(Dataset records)
— BEGIN —
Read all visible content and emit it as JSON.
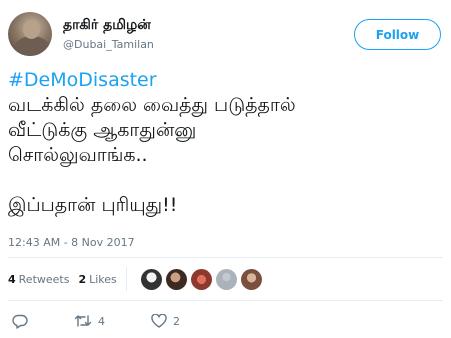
{
  "user": {
    "display_name": "தாகிர் தமிழன்",
    "handle": "@Dubai_Tamilan"
  },
  "follow_button": {
    "label": "Follow"
  },
  "tweet": {
    "hashtag": "#DeMoDisaster",
    "lines": [
      "வடக்கில் தலை வைத்து படுத்தால்",
      "வீட்டுக்கு ஆகாதுன்னு",
      "சொல்லுவாங்க.."
    ],
    "last_line": "இப்பதான் புரியுது!!",
    "timestamp": "12:43 AM - 8 Nov 2017"
  },
  "stats": {
    "retweets": {
      "count": "4",
      "label": "Retweets"
    },
    "likes": {
      "count": "2",
      "label": "Likes"
    }
  },
  "actions": {
    "reply": {
      "icon": "reply-icon"
    },
    "retweet": {
      "icon": "retweet-icon",
      "count": "4"
    },
    "like": {
      "icon": "heart-icon",
      "count": "2"
    }
  },
  "colors": {
    "accent": "#1da1f2",
    "muted": "#657786",
    "text": "#14171a",
    "border": "#e6ecf0"
  }
}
— END —
Transcribe the records word for word and include no pictures.

▶ **TASK SOLUTION**
Read all visible content and emit it as JSON.
{
  "user": {
    "display_name": "தாகிர் தமிழன்",
    "handle": "@Dubai_Tamilan"
  },
  "follow_button": {
    "label": "Follow"
  },
  "tweet": {
    "hashtag": "#DeMoDisaster",
    "lines": [
      "வடக்கில் தலை வைத்து படுத்தால்",
      "வீட்டுக்கு ஆகாதுன்னு",
      "சொல்லுவாங்க.."
    ],
    "last_line": "இப்பதான் புரியுது!!",
    "timestamp": "12:43 AM - 8 Nov 2017"
  },
  "stats": {
    "retweets": {
      "count": "4",
      "label": "Retweets"
    },
    "likes": {
      "count": "2",
      "label": "Likes"
    }
  },
  "actions": {
    "reply": {
      "icon": "reply-icon"
    },
    "retweet": {
      "icon": "retweet-icon",
      "count": "4"
    },
    "like": {
      "icon": "heart-icon",
      "count": "2"
    }
  },
  "colors": {
    "accent": "#1da1f2",
    "muted": "#657786",
    "text": "#14171a",
    "border": "#e6ecf0"
  }
}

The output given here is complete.